Stored data
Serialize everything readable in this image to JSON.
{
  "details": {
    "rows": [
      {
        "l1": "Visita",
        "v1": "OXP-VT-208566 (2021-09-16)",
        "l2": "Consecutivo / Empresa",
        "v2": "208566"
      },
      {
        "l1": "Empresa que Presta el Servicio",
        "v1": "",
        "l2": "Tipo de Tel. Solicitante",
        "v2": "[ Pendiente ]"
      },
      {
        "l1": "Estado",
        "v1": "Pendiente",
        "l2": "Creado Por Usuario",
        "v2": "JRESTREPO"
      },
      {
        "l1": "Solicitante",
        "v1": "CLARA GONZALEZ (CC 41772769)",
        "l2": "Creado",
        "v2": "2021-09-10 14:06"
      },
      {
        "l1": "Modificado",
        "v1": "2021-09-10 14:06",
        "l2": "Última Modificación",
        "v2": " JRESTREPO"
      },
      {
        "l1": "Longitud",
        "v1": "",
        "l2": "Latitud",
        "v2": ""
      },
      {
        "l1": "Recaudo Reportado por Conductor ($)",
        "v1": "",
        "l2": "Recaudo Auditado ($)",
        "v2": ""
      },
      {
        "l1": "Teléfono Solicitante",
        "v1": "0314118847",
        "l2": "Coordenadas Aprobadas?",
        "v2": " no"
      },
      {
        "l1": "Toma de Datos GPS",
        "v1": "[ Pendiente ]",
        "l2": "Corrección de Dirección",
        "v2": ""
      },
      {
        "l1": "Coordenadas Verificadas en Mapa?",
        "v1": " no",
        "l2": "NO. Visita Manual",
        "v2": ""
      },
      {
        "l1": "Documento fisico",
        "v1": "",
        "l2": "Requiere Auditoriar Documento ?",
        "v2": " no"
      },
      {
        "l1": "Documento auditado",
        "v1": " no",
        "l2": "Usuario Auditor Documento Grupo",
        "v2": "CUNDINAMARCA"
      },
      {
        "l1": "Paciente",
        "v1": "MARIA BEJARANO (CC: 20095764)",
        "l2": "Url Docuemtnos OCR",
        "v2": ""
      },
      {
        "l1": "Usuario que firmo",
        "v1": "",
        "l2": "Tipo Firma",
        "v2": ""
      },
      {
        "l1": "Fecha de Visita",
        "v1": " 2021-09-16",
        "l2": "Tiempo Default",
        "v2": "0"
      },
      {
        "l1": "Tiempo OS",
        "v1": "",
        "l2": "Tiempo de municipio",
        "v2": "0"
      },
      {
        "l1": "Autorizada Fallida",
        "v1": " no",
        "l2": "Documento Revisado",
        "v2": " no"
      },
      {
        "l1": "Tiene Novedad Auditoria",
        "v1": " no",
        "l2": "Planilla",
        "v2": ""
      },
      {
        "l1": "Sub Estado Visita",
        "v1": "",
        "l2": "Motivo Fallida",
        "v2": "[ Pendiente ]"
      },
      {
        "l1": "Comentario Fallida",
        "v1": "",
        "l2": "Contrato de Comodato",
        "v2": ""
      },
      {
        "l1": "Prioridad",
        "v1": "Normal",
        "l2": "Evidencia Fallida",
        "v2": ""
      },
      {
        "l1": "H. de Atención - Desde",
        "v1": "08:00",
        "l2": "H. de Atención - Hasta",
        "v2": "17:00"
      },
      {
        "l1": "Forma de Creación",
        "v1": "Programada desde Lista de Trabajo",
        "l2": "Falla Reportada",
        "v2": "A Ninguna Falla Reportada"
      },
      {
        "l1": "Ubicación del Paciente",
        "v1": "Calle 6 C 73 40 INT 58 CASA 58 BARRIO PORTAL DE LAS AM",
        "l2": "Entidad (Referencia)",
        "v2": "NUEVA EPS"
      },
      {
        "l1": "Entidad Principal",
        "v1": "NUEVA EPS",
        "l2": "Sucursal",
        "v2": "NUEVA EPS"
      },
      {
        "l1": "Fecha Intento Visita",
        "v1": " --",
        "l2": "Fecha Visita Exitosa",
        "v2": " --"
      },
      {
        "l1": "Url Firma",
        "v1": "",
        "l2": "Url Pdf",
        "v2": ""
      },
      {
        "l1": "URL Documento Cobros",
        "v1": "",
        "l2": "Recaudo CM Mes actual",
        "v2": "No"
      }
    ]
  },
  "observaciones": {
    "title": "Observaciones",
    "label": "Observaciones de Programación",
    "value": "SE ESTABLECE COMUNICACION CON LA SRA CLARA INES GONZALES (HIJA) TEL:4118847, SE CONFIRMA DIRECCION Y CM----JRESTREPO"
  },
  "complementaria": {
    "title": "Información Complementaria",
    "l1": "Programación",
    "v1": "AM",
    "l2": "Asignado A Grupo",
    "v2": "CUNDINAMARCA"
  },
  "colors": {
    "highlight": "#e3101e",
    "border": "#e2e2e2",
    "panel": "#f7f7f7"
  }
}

### Instruction
Using the entries above, state how many lines include the word "Solicitante", with no other words.

### Written answer
3